▸ The problem:
List the lines of this listing that hold the word "abbr".

▸ Supplied material:
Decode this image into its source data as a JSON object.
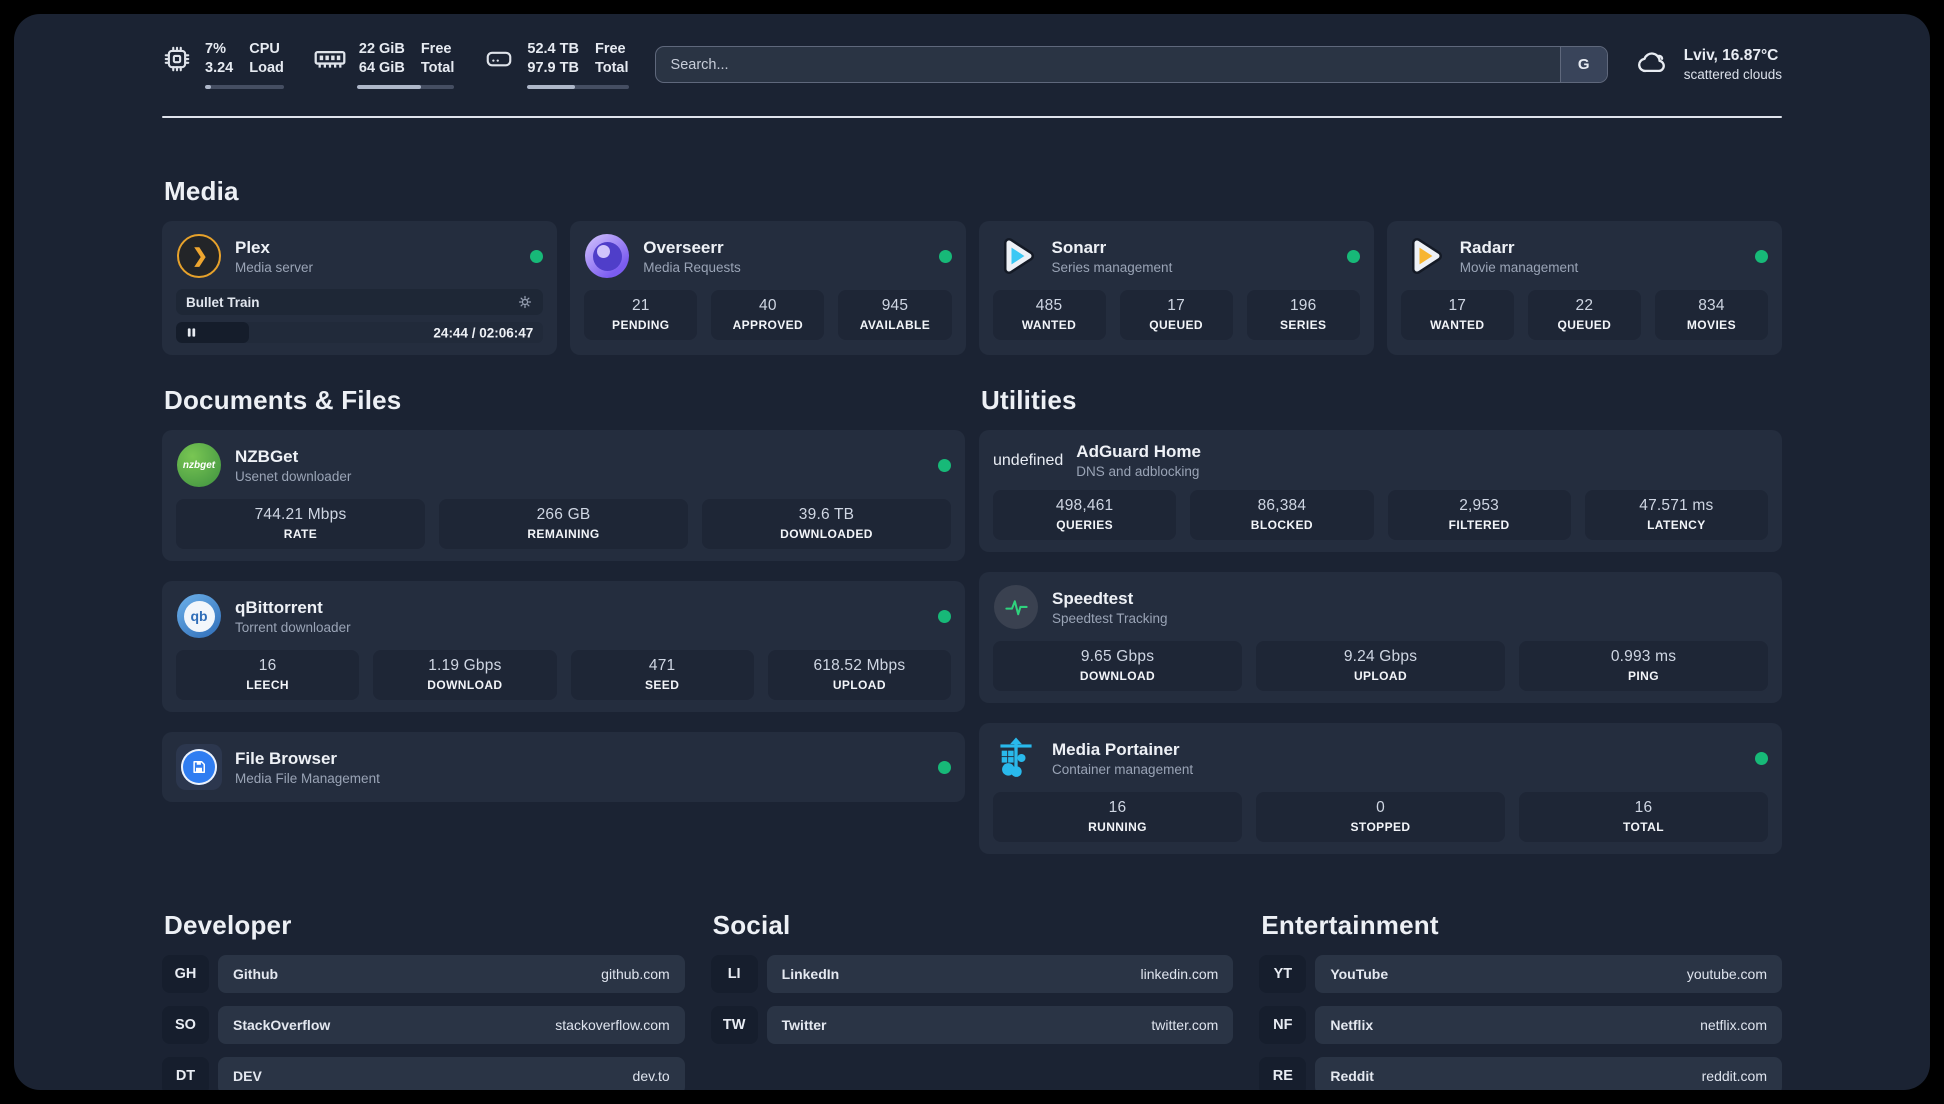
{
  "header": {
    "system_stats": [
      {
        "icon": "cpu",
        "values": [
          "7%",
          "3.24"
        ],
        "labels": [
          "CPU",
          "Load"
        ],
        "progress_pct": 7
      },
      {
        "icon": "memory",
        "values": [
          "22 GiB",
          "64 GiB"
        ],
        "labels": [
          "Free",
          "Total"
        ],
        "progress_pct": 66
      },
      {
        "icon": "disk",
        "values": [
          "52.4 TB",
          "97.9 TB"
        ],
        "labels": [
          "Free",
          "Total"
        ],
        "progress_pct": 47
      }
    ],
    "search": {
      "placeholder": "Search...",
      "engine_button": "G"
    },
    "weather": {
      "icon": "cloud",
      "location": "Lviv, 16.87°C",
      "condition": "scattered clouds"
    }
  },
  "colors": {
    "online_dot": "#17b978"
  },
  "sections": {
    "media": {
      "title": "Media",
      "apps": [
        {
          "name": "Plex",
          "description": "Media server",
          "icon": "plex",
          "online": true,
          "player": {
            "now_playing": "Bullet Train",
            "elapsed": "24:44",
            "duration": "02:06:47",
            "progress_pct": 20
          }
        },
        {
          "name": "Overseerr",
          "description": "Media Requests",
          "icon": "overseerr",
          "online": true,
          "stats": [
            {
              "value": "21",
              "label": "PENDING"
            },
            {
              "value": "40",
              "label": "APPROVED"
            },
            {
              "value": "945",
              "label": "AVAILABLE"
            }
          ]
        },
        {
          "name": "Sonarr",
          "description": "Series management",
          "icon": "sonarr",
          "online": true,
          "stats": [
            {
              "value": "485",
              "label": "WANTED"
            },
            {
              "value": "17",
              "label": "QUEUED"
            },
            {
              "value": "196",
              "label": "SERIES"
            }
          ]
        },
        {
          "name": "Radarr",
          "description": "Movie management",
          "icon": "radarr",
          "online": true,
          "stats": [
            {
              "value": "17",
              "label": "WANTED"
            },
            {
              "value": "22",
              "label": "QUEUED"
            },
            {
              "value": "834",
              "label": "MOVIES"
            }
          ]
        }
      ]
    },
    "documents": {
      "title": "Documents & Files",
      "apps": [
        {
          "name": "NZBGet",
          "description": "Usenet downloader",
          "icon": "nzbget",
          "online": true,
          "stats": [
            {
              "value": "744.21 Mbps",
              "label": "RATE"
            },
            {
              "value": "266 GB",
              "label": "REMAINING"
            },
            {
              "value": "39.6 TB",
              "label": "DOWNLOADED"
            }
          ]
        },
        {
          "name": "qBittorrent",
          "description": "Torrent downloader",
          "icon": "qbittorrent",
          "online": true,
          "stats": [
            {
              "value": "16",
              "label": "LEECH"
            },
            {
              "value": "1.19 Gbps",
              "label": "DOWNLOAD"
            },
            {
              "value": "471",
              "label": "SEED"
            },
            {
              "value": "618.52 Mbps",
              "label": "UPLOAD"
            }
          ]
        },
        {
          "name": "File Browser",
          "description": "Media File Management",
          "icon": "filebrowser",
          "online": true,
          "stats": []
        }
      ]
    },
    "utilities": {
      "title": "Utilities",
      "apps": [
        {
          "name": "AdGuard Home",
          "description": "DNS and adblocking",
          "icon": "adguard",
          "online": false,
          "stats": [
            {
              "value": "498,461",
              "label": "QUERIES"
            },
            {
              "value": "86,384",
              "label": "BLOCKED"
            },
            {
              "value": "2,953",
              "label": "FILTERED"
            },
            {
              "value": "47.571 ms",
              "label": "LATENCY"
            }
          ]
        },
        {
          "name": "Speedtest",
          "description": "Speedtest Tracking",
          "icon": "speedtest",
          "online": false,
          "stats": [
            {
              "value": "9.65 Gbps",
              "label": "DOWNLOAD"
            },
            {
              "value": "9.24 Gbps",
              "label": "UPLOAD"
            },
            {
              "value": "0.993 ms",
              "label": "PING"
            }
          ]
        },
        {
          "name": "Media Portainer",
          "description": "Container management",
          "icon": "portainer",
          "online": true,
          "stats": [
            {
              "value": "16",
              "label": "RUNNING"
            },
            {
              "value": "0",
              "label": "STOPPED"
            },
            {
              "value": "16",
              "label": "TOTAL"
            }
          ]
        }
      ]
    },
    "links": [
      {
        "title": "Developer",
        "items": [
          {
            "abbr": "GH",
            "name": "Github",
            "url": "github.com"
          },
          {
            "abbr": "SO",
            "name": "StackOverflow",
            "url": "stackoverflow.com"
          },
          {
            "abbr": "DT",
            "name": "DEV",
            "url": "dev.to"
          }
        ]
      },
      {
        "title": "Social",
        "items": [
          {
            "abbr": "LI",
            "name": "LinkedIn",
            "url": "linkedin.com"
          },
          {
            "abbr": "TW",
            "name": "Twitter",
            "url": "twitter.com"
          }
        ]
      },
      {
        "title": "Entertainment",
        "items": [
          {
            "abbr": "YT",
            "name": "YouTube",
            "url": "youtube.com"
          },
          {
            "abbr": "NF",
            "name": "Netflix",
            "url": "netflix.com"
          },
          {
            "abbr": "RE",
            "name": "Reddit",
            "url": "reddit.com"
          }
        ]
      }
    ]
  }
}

▸ Response:
            "abbr": "GH",
            "abbr": "SO",
            "abbr": "DT",
            "abbr": "LI",
            "abbr": "TW",
            "abbr": "YT",
            "abbr": "NF",
            "abbr": "RE",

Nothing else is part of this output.